Santiago murió en Jerusalén, decapitado por orden del Rey Agripa I, y, aunque lo lógico era que hubiera sido enterrado allí, no quedó memoria alguna de su sepultura en aquella tierra.
Hacia el año 860 el martirologio de Floro de Lyón nos dice que sus restos fueron trasladados a España, en su extremo más occidental y que allí son venerados con una veneración celebérrima.
Existe una serie de textos legendarios datados entre los siglos IX y X, que a todas luces son reflejo de otros más antiguos desaparecidos. Muchas de sus afirmaciones hallaron confirmación en los hallazgos arqueológicos y epigráficos habidos en los siglos XIX y XX.
Analizando detenidamente los relatos podemos reconstruir una narración de la Traslación que podría consistir en lo siguiente.

Líneas de datos
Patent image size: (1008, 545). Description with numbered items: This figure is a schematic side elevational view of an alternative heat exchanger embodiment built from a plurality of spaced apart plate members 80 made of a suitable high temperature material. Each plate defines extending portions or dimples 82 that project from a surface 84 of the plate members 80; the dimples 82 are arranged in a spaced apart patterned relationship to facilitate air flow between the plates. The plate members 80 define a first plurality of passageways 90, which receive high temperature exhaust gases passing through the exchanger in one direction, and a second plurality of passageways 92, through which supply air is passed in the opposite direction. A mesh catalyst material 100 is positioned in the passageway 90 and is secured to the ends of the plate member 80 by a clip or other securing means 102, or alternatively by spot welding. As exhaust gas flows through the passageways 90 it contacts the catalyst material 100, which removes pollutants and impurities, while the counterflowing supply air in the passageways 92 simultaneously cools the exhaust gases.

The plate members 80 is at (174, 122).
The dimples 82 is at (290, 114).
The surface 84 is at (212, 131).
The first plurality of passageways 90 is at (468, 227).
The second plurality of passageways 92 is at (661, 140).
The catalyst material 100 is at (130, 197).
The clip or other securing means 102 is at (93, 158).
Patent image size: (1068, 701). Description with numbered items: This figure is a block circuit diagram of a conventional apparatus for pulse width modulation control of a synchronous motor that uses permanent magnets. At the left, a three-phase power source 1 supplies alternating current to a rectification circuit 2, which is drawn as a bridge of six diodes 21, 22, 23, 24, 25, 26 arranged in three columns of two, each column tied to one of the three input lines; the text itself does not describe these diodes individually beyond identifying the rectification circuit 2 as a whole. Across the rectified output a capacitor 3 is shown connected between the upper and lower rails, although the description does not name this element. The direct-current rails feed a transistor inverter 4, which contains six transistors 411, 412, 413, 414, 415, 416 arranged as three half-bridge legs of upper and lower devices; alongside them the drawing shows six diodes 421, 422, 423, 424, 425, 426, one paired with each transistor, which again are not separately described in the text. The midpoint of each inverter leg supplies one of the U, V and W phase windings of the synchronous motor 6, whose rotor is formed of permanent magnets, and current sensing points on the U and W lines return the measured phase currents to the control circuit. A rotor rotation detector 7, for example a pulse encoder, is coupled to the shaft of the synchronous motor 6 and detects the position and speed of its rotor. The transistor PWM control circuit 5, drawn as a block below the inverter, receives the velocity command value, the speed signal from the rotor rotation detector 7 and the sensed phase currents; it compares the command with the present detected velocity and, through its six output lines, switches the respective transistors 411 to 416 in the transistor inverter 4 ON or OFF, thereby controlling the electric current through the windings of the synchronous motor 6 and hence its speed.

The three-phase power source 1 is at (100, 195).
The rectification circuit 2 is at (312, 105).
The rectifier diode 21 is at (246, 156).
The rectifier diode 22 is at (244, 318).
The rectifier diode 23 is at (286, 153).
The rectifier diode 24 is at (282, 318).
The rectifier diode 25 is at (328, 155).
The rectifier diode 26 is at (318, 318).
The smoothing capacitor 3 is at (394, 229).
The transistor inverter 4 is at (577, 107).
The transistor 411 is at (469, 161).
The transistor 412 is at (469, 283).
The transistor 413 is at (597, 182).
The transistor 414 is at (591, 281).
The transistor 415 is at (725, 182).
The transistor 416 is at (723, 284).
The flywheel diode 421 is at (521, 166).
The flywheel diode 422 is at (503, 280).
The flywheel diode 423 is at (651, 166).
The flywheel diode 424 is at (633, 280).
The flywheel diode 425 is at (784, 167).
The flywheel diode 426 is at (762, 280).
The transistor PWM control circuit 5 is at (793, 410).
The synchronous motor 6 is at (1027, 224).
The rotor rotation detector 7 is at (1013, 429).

QUÉ HARÁS —
1 – Copia sin cambios el tramo del listado que va desde su primera línea hasta la línea que contiene "The clip or", ambas incluidas.
2 – Prosigue el texto sobre la traslación de Santiago, comenzando después de su última oración.
El texto sobre la traslación de Santiago y el listado son materiales independientes entre sí.

RESPUESTAS POR TAREA —
1 –
Patent image size: (1008, 545). Description with numbered items: This figure is a schematic side elevational view of an alternative heat exchanger embodiment built from a plurality of spaced apart plate members 80 made of a suitable high temperature material. Each plate defines extending portions or dimples 82 that project from a surface 84 of the plate members 80; the dimples 82 are arranged in a spaced apart patterned relationship to facilitate air flow between the plates. The plate members 80 define a first plurality of passageways 90, which receive high temperature exhaust gases passing through the exchanger in one direction, and a second plurality of passageways 92, through which supply air is passed in the opposite direction. A mesh catalyst material 100 is positioned in the passageway 90 and is secured to the ends of the plate member 80 by a clip or other securing means 102, or alternatively by spot welding. As exhaust gas flows through the passageways 90 it contacts the catalyst material 100, which removes pollutants and impurities, while the counterflowing supply air in the passageways 92 simultaneously cools the exhaust gases.

The plate members 80 is at (174, 122).
The dimples 82 is at (290, 114).
The surface 84 is at (212, 131).
The first plurality of passageways 90 is at (468, 227).
The second plurality of passageways 92 is at (661, 140).
The catalyst material 100 is at (130, 197).
The clip or other securing means 102 is at (93, 158).

2 –
Una vez decapitado Santiago, su cadáver fue colgado en el Desierto de Judá, que empieza en las afueras de Jerusalén, para que fuese devorado por las aves carroñeras y los animales que abundan en aquellos parajes. Sus discípulos robaron el cuerpo, lo trasladaron a Joppe o Jafa (hoy barrio de Tel Aviv) y allí lo embalsamaron, probablemente mediante el método de deshidratación. Su cuerpo quedaría así reducido a la tercera parte de su peso. Una vez empaquetado se embarcaron en una de las muchas embarcaciones que cruzaban el Mediterráneo en los meses primaverales y veraniegos y, tras una feliz travesía que parecería guiada por la mano del Señor, llegaron al puerto de Iria, sito en el actual Pontecesures. La insistencia de las tradiciones en ligar su llegada al actual Padrón nos indica que cambiaron de embarcación para poder navegar por el Sar.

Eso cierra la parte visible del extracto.